Task material>
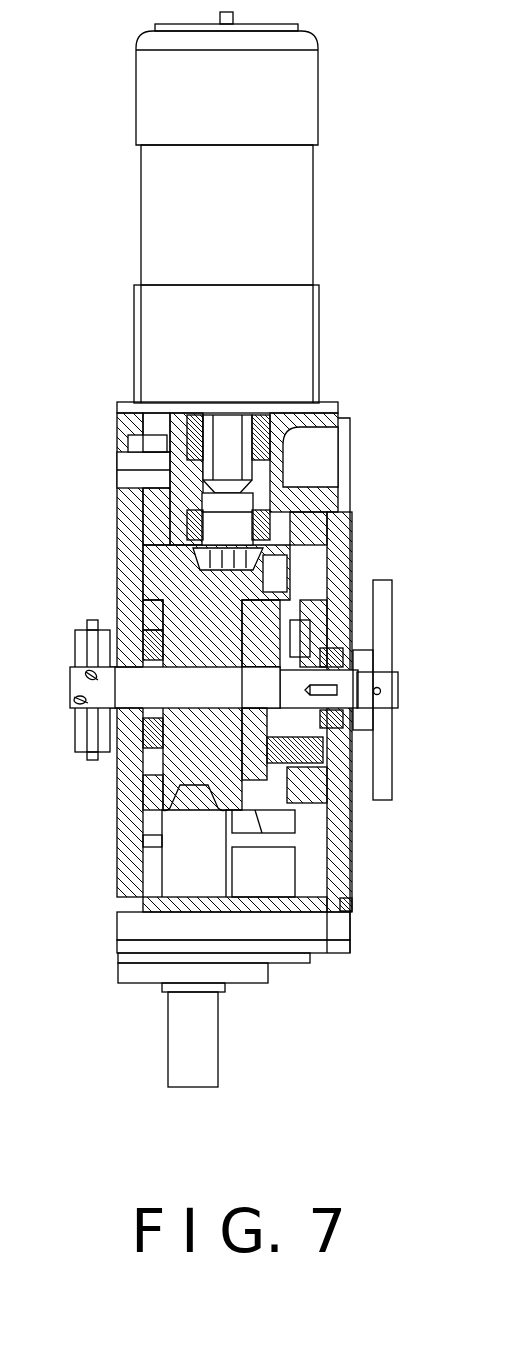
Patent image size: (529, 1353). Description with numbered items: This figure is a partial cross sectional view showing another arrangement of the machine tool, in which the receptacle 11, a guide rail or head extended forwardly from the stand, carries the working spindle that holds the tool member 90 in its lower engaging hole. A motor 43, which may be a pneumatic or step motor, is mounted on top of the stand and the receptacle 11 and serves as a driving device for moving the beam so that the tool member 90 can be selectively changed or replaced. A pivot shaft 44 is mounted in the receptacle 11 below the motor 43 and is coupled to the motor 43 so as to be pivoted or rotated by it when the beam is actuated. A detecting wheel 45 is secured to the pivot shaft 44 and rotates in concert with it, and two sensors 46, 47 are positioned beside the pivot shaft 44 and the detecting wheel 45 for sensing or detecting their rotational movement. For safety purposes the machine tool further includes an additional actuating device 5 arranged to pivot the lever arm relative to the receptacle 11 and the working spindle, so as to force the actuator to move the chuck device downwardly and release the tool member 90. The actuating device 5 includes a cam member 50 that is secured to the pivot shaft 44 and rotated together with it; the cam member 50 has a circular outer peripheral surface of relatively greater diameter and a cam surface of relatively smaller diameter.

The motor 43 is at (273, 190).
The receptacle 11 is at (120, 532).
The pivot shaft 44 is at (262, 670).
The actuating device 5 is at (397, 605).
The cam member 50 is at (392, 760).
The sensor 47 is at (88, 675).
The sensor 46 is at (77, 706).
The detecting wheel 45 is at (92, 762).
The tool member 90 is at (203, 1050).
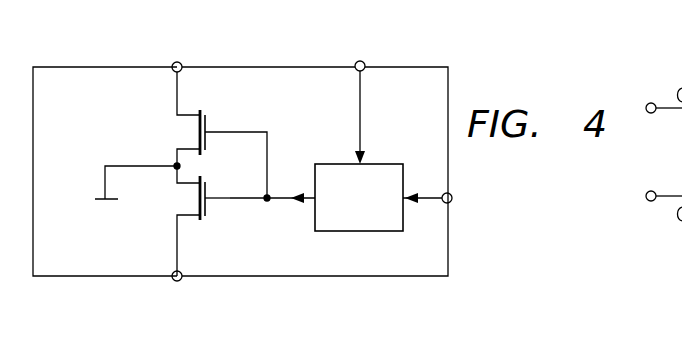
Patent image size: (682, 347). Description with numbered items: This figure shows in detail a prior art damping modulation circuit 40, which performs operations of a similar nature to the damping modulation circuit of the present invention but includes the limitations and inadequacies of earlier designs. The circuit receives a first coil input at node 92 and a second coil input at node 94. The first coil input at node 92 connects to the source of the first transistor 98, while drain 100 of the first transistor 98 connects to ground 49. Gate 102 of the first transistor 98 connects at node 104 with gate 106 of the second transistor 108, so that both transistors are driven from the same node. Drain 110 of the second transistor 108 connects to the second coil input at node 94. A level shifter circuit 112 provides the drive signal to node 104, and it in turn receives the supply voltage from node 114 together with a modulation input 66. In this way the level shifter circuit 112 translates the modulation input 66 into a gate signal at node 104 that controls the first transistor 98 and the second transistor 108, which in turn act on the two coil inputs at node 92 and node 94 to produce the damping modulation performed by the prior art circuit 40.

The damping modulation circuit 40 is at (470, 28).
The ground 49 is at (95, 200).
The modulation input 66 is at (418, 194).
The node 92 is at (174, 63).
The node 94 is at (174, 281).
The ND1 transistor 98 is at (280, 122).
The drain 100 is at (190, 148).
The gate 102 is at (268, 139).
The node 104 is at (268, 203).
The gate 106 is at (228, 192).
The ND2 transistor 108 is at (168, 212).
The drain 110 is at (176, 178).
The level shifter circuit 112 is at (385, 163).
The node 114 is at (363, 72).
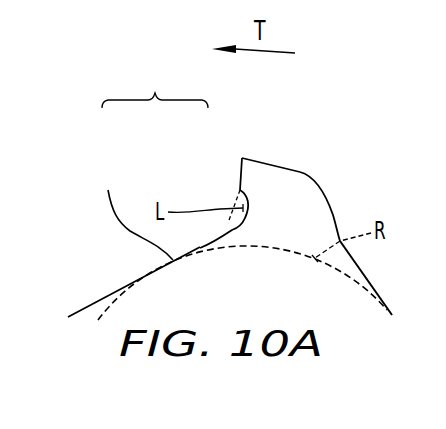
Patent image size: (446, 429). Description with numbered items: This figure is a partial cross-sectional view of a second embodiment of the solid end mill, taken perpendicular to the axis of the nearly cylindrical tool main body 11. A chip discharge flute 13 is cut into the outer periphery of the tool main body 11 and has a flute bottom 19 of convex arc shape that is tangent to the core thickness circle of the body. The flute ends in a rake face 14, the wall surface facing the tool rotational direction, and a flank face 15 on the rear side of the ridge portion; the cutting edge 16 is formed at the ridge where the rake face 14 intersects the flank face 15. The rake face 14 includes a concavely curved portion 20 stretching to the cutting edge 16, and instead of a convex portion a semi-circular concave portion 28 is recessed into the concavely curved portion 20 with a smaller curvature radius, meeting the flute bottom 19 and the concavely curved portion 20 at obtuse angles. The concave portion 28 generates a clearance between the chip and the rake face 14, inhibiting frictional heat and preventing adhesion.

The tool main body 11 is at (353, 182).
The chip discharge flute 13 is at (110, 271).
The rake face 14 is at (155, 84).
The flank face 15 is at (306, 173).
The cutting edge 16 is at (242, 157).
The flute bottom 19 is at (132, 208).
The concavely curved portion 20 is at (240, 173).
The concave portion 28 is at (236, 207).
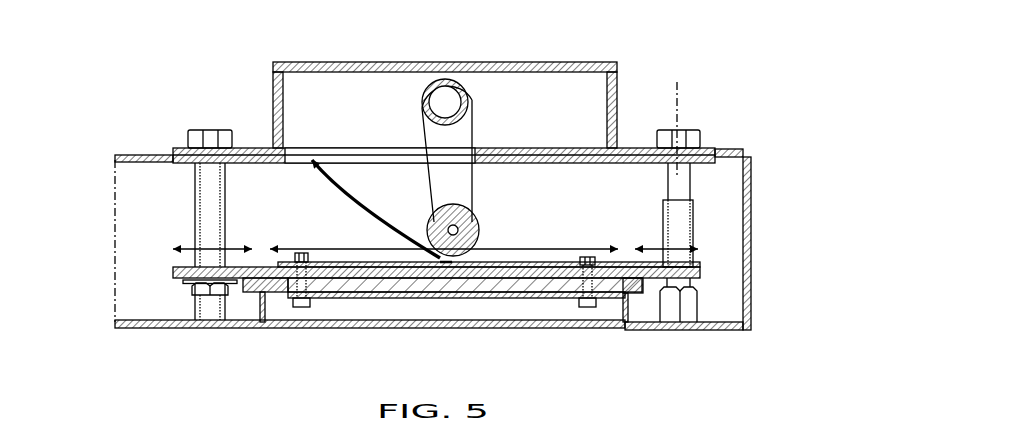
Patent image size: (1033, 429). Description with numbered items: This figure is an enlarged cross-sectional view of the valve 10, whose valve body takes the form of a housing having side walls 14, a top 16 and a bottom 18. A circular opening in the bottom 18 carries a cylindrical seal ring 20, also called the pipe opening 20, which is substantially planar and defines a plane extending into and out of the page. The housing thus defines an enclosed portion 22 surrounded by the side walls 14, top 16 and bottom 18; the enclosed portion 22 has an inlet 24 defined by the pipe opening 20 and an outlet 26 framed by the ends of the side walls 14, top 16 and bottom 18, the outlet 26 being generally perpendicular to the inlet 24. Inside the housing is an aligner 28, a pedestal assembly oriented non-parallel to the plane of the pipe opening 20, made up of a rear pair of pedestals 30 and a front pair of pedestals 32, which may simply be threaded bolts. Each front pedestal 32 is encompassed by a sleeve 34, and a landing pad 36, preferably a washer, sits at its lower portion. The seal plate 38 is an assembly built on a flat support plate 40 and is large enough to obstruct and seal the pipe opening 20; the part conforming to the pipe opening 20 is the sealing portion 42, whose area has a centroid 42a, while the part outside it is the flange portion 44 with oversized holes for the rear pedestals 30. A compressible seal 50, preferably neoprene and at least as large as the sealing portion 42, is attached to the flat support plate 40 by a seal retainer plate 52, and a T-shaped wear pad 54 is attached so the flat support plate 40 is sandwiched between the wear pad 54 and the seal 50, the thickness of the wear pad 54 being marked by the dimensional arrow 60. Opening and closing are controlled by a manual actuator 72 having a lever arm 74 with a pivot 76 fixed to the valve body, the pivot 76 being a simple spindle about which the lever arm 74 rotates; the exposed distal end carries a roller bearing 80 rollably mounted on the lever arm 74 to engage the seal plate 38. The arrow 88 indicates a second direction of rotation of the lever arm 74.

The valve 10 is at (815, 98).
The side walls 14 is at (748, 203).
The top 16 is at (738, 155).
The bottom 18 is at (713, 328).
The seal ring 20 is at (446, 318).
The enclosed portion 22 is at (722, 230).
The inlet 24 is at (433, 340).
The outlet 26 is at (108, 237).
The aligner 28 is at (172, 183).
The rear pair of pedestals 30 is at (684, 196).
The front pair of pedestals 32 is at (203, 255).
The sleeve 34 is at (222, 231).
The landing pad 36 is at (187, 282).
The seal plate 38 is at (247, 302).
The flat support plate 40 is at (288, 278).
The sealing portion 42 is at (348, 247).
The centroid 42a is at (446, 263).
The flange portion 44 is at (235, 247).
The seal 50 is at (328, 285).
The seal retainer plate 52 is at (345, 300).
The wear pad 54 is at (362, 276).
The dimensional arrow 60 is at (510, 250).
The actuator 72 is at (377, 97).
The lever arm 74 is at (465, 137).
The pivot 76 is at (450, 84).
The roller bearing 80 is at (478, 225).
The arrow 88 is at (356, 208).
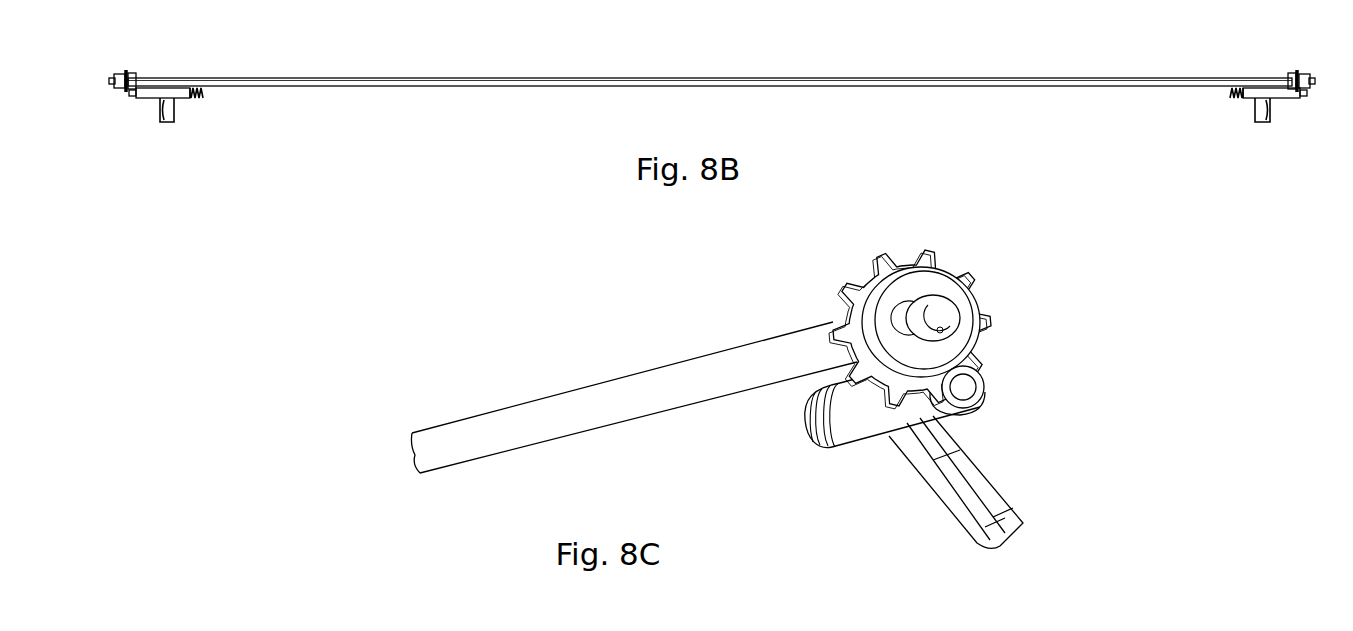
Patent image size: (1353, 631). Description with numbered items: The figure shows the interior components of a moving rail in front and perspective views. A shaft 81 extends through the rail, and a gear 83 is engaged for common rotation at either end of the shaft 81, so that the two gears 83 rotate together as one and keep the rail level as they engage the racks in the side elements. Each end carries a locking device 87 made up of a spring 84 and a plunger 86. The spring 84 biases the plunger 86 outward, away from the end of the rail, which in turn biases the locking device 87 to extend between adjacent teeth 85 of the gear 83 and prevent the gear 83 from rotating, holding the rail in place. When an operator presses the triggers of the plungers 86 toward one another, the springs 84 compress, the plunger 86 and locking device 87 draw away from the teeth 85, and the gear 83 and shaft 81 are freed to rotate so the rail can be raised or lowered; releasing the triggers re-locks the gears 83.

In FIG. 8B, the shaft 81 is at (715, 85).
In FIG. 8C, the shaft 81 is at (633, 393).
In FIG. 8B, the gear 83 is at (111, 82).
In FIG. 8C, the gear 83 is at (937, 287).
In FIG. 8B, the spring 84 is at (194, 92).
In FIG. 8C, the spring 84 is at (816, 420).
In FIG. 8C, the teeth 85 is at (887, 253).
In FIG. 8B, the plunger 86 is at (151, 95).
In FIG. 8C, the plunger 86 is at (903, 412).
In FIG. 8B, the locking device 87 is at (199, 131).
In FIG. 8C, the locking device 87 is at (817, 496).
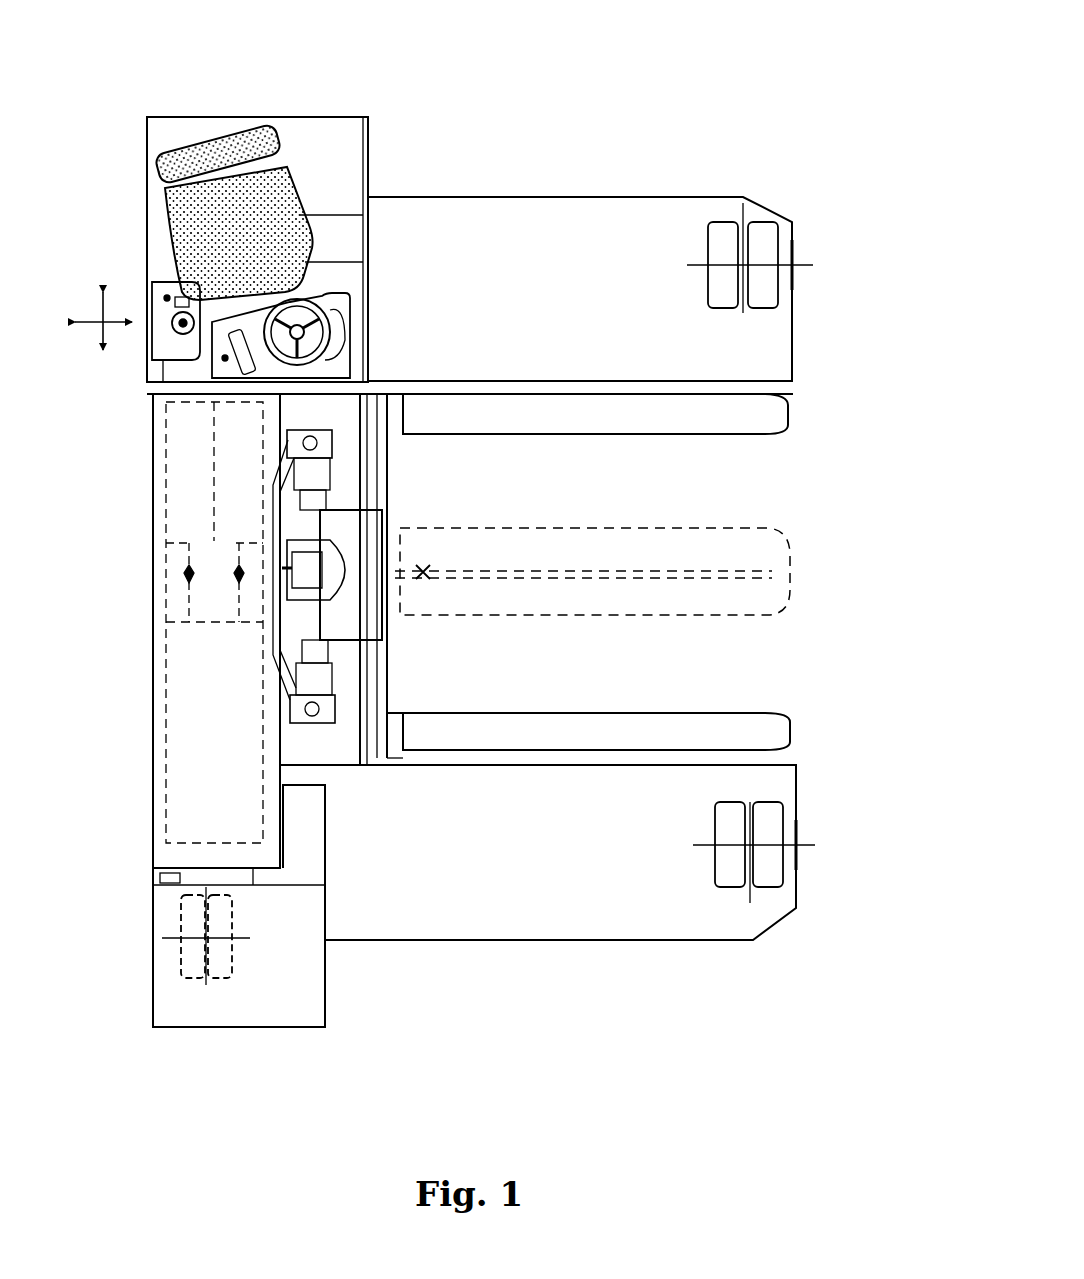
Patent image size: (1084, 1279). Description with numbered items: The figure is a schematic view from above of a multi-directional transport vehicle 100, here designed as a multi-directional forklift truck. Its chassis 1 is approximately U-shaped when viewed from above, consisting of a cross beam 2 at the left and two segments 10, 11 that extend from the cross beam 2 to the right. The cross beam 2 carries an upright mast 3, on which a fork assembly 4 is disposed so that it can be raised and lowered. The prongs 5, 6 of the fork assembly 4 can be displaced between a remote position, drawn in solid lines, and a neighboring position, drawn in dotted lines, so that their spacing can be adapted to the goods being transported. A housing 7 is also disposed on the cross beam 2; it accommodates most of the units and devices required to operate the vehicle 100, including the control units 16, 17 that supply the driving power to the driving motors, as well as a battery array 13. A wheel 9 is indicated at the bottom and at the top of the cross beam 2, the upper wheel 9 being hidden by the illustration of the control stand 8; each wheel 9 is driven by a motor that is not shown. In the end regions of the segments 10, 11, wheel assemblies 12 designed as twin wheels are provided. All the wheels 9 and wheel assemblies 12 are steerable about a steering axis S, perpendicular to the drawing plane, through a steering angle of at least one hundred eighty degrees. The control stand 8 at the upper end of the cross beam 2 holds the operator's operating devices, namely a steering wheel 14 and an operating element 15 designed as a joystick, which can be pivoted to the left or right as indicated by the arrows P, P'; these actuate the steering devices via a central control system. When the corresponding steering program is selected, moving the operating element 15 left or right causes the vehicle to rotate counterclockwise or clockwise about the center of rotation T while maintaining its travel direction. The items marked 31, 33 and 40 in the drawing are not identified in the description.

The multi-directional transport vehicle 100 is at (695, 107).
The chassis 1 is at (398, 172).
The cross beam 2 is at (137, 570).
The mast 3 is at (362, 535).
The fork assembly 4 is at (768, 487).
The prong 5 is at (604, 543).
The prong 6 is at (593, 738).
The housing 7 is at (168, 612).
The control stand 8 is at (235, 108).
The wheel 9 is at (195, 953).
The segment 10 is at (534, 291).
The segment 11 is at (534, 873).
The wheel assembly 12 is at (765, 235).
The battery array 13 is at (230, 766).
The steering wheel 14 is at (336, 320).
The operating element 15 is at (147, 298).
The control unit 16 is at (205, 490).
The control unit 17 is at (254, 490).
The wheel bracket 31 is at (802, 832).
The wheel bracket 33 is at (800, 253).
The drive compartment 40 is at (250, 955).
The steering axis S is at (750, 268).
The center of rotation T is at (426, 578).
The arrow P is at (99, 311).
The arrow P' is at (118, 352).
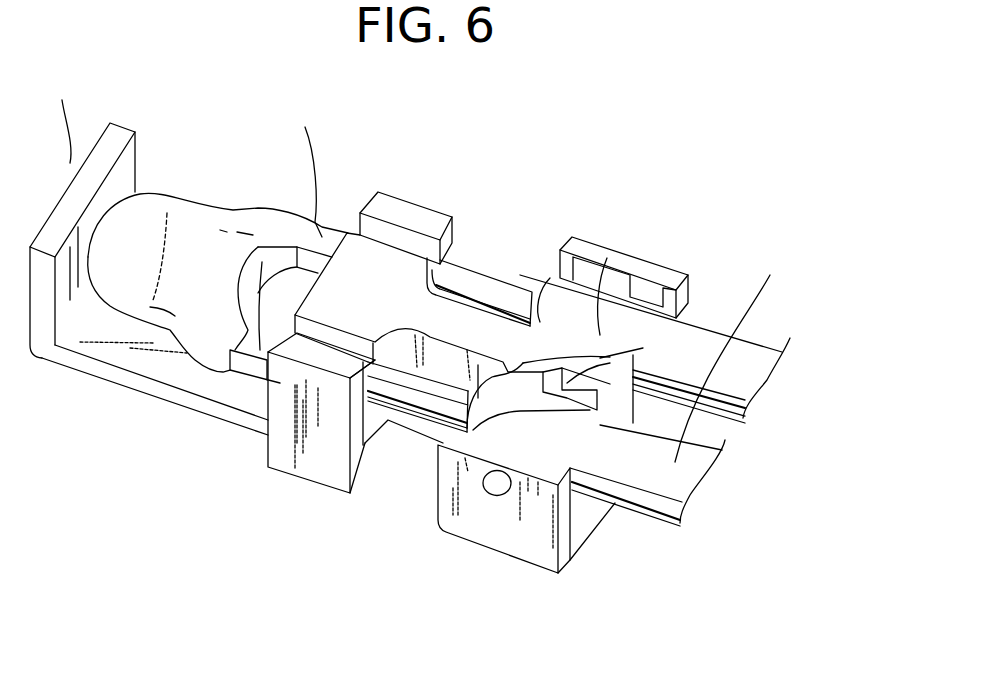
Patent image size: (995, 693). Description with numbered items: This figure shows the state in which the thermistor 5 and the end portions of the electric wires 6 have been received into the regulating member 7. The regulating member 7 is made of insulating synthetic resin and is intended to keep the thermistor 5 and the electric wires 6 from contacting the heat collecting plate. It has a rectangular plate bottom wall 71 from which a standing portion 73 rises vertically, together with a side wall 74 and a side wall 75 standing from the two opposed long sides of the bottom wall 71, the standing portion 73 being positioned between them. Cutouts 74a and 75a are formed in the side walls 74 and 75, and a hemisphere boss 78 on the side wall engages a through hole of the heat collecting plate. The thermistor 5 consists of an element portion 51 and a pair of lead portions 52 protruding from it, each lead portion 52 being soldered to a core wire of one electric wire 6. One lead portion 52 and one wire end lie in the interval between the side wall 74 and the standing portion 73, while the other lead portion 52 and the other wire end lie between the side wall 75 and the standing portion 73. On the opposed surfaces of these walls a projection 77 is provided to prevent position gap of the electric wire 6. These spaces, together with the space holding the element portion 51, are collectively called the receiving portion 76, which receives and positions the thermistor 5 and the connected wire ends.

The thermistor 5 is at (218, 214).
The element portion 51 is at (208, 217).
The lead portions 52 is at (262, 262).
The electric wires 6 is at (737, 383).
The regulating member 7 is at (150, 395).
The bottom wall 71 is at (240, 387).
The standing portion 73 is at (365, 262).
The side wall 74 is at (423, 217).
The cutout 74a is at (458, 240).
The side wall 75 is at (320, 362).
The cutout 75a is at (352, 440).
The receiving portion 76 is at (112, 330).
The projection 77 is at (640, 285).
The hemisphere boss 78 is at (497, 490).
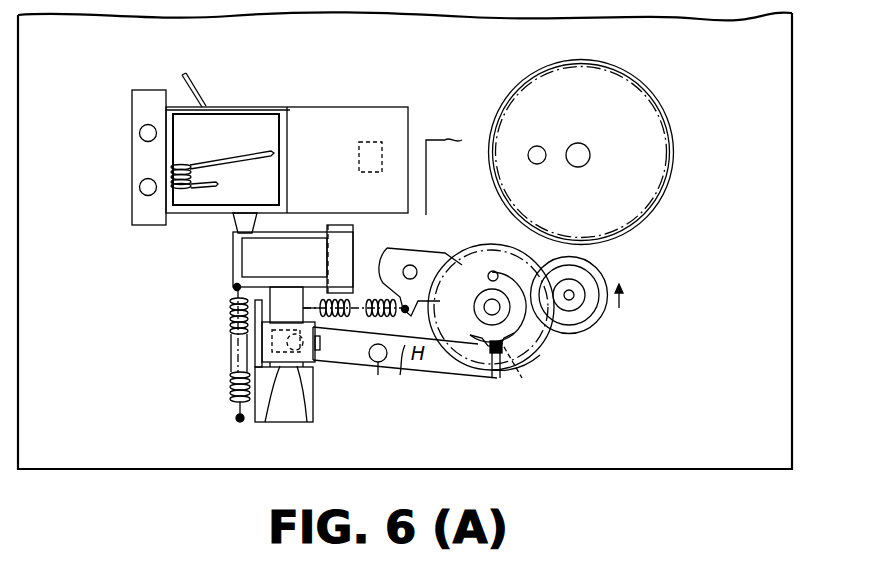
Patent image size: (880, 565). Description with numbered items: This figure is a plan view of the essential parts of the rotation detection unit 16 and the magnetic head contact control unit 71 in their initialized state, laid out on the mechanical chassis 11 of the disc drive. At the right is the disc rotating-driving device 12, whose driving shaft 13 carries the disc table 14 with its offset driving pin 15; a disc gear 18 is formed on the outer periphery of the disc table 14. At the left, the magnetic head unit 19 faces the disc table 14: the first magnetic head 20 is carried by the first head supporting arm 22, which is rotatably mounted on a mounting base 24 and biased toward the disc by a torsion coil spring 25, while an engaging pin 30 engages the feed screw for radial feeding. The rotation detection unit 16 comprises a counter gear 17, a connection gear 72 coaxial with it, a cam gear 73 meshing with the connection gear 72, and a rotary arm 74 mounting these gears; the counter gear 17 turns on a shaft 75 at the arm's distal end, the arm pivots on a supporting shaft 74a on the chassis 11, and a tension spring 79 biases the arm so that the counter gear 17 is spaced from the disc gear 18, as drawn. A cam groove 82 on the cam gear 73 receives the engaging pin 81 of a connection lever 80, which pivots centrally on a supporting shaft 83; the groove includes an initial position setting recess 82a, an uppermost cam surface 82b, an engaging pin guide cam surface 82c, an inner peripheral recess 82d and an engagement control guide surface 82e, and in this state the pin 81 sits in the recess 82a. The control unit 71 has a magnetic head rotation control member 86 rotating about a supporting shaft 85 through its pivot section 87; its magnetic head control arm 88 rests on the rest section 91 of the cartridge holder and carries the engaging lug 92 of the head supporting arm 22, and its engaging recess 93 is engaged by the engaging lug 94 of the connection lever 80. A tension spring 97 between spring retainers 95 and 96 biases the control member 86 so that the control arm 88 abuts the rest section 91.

To do>
Render the lines from the start of the records through the line containing "The pivot shaft 44 is at (262, 670).", inclusive, as a JSON list of strings with one string per line. Skip blank lines and leave the pictures out of the answer.

Result of this exercise>
[
  "Patent image size: (529, 1353). Description with numbered items: This figure is a partial cross sectional view showing another arrangement of the machine tool, in which the receptacle 11, a guide rail or head extended forwardly from the stand, carries the working spindle that holds the tool member 90 in its lower engaging hole. A motor 43, which may be a pneumatic or step motor, is mounted on top of the stand and the receptacle 11 and serves as a driving device for moving the beam so that the tool member 90 can be selectively changed or replaced. A pivot shaft 44 is mounted in the receptacle 11 below the motor 43 and is coupled to the motor 43 so as to be pivoted or rotated by it when the beam is actuated. A detecting wheel 45 is secured to the pivot shaft 44 and rotates in concert with it, and two sensors 46, 47 are positioned beside the pivot shaft 44 and the detecting wheel 45 for sensing or detecting their rotational movement. For safety purposes the machine tool further includes an additional actuating device 5 arranged to pivot the lever arm relative to the receptacle 11 and the working spindle, so as to force the actuator to move the chuck device downwardly and release the tool member 90. The actuating device 5 includes a cam member 50 that is secured to the pivot shaft 44 and rotated together with it; the cam member 50 has a circular outer peripheral surface of relatively greater diameter and a cam surface of relatively smaller diameter.",
  "The motor 43 is at (273, 190).",
  "The receptacle 11 is at (120, 532).",
  "The pivot shaft 44 is at (262, 670)."
]